Rheinland-pfälzische SPD: Das Schweigen eines Wortgewaltigen

Mainz · Betretene Gesichter, gedrückte Stimmung: Bei der Wahlparty der rheinland-pfälzischen Sozialdemokraten im Mainzer Unterhaus ist am Sonntag niemandem nach Feiern zumute. Die Enttäuschung über das SPD-Abschneiden bei der Bundestagswahl ist groß.

Mainz. Rheinland-Pfalz ist für die Sozialdemokraten seit zwei Jahrzehnten eine Hochburg. Hier haben die Genossen bundesweit meist sehr gut ausgesehen. Diesmal ticken die Uhren etwas anders: 28 Prozent sind zwar deutlich mehr als der Bundesschnitt, doch auch hierzulande ist die CDU der SPD weit enteilt.
Alte Fahrensmänner wie etwa Joachim Mertes (64), gebürtiger Trierer, ringen mit der Fassung. Der sonst so wortgewaltige Landtagspräsident schweigt zum Ergebnis seiner Partei im Bund. "Ich sage dazu nichts. Mir fehlen die Worte."Stöhnen und Seufzen


Generalsekretär Jens Guth zeigt sich gesprächiger: "Natürlich sind wir nicht zufrieden. Wir hätten mehr erhofft und erwartet." Guth nennt einen Grund: "Es ist uns nicht gelungen, Frau Merkel inhaltlich zu stellen."
Als die ersten Zahlen der Hochrechnungen über die Bildschirme flimmern, stöhnen und seufzen die Genossen. Nur einmal brandet kurz verhaltener Jubel auf: Dass die FDP am Einzug in den Bundestag scheitern dürfte, löst bei etlichen Sozialdemokraten Schadenfreude aus. "Die FDP von heute hat mit der von damals nichts mehr zu tun", kommentiert Generalsekretär Guth unter Anspielung auf die sozial-liberale Koalition in Rheinland-Pfalz (1991-2006).

VORLIEGENDES MATERIAL.
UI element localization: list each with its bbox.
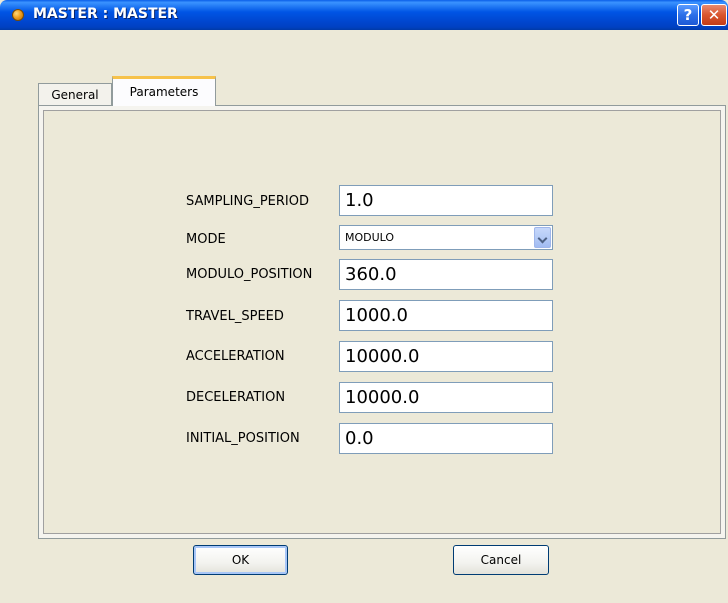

SCHRIFTLICHE AUFGABE 1. Übersetzen Sie den Satz „Rheinland-Pfalz ist für die Sozialdemokraten seit zwei Jahrzehnten eine Hochburg.“ aus dem Auszug zur rheinland-pfälzischen SPD ins Englische.
SCHRIFTLICHE AUFGABE 2. Schreiben Sie einen Abschnitt aus dem Auszug zur rheinland-pfälzischen SPD wortgetreu ab. Setzen Sie bei den Worten „Mainz. Rheinland-Pfalz ist“ ein und hören Sie nach „SPD weit enteilt.“ auf.
Die Auflistung stammt aus einer anderen Quelle.

ERWARTETE AUSGABE 1. For the Social Democrats, Rhineland-Palatinate has been a stronghold for two decades.

ERWARTETE AUSGABE 2.
Mainz. Rheinland-Pfalz ist für die Sozialdemokraten seit zwei Jahrzehnten eine Hochburg. Hier haben die Genossen bundesweit meist sehr gut ausgesehen. Diesmal ticken die Uhren etwas anders: 28 Prozent sind zwar deutlich mehr als der Bundesschnitt, doch auch hierzulande ist die CDU der SPD weit enteilt.